**Task to carry out:** Extract each line of the data below exactly as written.

[Stored dataset items]
★ ★ ★ ★
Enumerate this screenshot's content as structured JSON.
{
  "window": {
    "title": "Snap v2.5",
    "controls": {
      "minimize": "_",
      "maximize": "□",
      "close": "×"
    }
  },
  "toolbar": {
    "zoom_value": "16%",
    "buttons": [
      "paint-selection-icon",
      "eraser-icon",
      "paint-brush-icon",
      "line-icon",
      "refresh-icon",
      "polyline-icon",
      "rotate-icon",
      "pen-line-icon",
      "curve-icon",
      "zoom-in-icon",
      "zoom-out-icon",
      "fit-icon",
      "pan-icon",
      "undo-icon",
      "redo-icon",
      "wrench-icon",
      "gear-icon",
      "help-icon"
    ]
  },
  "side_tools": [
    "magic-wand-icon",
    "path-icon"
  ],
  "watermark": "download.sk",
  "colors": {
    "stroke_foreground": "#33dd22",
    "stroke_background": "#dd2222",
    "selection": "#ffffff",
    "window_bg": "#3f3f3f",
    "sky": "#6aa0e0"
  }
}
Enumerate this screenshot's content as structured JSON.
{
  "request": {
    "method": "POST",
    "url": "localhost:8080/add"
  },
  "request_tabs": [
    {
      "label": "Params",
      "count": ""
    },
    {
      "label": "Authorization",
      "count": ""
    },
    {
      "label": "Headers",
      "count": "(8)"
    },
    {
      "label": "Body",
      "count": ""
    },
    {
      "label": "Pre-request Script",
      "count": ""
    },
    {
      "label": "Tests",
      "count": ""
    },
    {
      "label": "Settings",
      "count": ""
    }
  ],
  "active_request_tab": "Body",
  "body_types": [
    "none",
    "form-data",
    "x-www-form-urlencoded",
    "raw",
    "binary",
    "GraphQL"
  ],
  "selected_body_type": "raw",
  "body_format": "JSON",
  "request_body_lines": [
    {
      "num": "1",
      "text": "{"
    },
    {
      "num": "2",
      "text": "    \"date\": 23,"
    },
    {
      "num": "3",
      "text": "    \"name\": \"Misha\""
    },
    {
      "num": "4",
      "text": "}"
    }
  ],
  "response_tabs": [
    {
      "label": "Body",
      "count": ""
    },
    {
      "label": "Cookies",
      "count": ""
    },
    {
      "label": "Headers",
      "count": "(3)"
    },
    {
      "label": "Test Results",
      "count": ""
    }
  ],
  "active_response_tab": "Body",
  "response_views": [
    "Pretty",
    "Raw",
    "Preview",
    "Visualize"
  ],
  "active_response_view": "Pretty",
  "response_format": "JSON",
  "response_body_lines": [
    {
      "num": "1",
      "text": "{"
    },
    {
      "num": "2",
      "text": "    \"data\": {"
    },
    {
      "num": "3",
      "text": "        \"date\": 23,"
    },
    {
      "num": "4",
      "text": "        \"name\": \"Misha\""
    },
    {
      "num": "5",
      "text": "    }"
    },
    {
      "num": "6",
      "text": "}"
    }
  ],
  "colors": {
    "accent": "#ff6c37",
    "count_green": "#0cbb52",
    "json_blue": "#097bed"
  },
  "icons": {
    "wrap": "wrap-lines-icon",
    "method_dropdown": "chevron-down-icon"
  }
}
★ ★ ★ ★
**Response to this exercise:**
Enumerate this screenshot's content as structured JSON.
{
  "window": {
    "title": "Snap v2.5",
    "controls": {
      "minimize": "_",
      "maximize": "□",
      "close": "×"
    }
  },
  "toolbar": {
    "zoom_value": "16%",
    "buttons": [
      "paint-selection-icon",
      "eraser-icon",
      "paint-brush-icon",
      "line-icon",
      "refresh-icon",
      "polyline-icon",
      "rotate-icon",
      "pen-line-icon",
      "curve-icon",
      "zoom-in-icon",
      "zoom-out-icon",
      "fit-icon",
      "pan-icon",
      "undo-icon",
      "redo-icon",
      "wrench-icon",
      "gear-icon",
      "help-icon"
    ]
  },
  "side_tools": [
    "magic-wand-icon",
    "path-icon"
  ],
  "watermark": "download.sk",
  "colors": {
    "stroke_foreground": "#33dd22",
    "stroke_background": "#dd2222",
    "selection": "#ffffff",
    "window_bg": "#3f3f3f",
    "sky": "#6aa0e0"
  }
}
Enumerate this screenshot's content as structured JSON.
{
  "request": {
    "method": "POST",
    "url": "localhost:8080/add"
  },
  "request_tabs": [
    {
      "label": "Params",
      "count": ""
    },
    {
      "label": "Authorization",
      "count": ""
    },
    {
      "label": "Headers",
      "count": "(8)"
    },
    {
      "label": "Body",
      "count": ""
    },
    {
      "label": "Pre-request Script",
      "count": ""
    },
    {
      "label": "Tests",
      "count": ""
    },
    {
      "label": "Settings",
      "count": ""
    }
  ],
  "active_request_tab": "Body",
  "body_types": [
    "none",
    "form-data",
    "x-www-form-urlencoded",
    "raw",
    "binary",
    "GraphQL"
  ],
  "selected_body_type": "raw",
  "body_format": "JSON",
  "request_body_lines": [
    {
      "num": "1",
      "text": "{"
    },
    {
      "num": "2",
      "text": "    \"date\": 23,"
    },
    {
      "num": "3",
      "text": "    \"name\": \"Misha\""
    },
    {
      "num": "4",
      "text": "}"
    }
  ],
  "response_tabs": [
    {
      "label": "Body",
      "count": ""
    },
    {
      "label": "Cookies",
      "count": ""
    },
    {
      "label": "Headers",
      "count": "(3)"
    },
    {
      "label": "Test Results",
      "count": ""
    }
  ],
  "active_response_tab": "Body",
  "response_views": [
    "Pretty",
    "Raw",
    "Preview",
    "Visualize"
  ],
  "active_response_view": "Pretty",
  "response_format": "JSON",
  "response_body_lines": [
    {
      "num": "1",
      "text": "{"
    },
    {
      "num": "2",
      "text": "    \"data\": {"
    },
    {
      "num": "3",
      "text": "        \"date\": 23,"
    },
    {
      "num": "4",
      "text": "        \"name\": \"Misha\""
    },
    {
      "num": "5",
      "text": "    }"
    },
    {
      "num": "6",
      "text": "}"
    }
  ],
  "colors": {
    "accent": "#ff6c37",
    "count_green": "#0cbb52",
    "json_blue": "#097bed"
  },
  "icons": {
    "wrap": "wrap-lines-icon",
    "method_dropdown": "chevron-down-icon"
  }
}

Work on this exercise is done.